Task directions: What follows is a listing to be transcribed exactly.

Records supplied:
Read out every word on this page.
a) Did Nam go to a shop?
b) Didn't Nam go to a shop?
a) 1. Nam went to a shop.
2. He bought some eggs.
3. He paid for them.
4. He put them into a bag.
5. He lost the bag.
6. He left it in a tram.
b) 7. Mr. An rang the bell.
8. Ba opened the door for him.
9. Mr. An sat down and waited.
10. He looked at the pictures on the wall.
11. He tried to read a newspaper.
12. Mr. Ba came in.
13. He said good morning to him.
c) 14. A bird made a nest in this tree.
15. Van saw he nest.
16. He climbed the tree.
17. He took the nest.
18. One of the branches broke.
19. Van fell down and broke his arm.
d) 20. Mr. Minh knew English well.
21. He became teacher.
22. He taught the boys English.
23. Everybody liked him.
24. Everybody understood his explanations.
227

Complete output:
Read out every word on this page.
a) Did Nam go to a shop?
b) Didn't Nam go to a shop?
a) 1. Nam went to a shop.
2. He bought some eggs.
3. He paid for them.
4. He put them into a bag.
5. He lost the bag.
6. He left it in a tram.
b) 7. Mr. An rang the bell.
8. Ba opened the door for him.
9. Mr. An sat down and waited.
10. He looked at the pictures on the wall.
11. He tried to read a newspaper.
12. Mr. Ba came in.
13. He said good morning to him.
c) 14. A bird made a nest in this tree.
15. Van saw he nest.
16. He climbed the tree.
17. He took the nest.
18. One of the branches broke.
19. Van fell down and broke his arm.
d) 20. Mr. Minh knew English well.
21. He became teacher.
22. He taught the boys English.
23. Everybody liked him.
24. Everybody understood his explanations.
227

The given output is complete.